### The records

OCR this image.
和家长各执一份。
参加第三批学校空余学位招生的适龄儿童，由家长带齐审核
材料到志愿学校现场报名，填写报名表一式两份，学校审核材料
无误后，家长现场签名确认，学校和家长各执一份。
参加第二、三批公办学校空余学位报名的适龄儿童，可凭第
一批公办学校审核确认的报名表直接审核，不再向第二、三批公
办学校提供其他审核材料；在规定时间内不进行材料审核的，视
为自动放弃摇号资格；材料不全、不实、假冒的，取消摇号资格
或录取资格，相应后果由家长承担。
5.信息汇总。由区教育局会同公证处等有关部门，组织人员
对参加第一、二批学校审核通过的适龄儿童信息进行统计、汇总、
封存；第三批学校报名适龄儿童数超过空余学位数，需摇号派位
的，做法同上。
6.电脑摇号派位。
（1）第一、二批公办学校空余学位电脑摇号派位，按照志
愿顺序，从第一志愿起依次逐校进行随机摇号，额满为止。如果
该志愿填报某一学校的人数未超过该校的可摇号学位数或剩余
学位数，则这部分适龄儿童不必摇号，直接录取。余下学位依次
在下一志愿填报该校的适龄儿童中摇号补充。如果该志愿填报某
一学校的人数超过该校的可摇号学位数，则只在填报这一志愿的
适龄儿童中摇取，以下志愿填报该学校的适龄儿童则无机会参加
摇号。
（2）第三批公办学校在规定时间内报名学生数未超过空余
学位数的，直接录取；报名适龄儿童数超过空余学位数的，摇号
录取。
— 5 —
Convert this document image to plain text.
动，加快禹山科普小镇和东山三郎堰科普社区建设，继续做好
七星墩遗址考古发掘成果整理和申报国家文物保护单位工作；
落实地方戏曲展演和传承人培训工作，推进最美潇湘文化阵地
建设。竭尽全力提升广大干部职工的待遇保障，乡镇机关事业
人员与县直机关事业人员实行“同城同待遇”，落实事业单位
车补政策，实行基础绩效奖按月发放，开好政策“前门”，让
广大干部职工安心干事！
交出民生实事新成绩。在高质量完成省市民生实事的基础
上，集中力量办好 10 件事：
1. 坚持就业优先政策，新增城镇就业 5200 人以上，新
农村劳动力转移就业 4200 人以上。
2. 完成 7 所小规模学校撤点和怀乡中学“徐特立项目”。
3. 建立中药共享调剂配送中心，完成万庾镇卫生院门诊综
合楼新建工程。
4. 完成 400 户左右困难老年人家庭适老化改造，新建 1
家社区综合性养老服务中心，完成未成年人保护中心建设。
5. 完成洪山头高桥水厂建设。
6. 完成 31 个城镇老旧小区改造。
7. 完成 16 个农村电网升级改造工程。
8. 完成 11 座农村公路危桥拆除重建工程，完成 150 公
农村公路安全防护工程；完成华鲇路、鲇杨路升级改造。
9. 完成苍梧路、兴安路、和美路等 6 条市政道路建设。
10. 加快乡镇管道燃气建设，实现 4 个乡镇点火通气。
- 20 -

######

## The request
Extract every line containing the string "this" from the data above.

## Complete answer
OCR this image.
Convert this document image to plain text.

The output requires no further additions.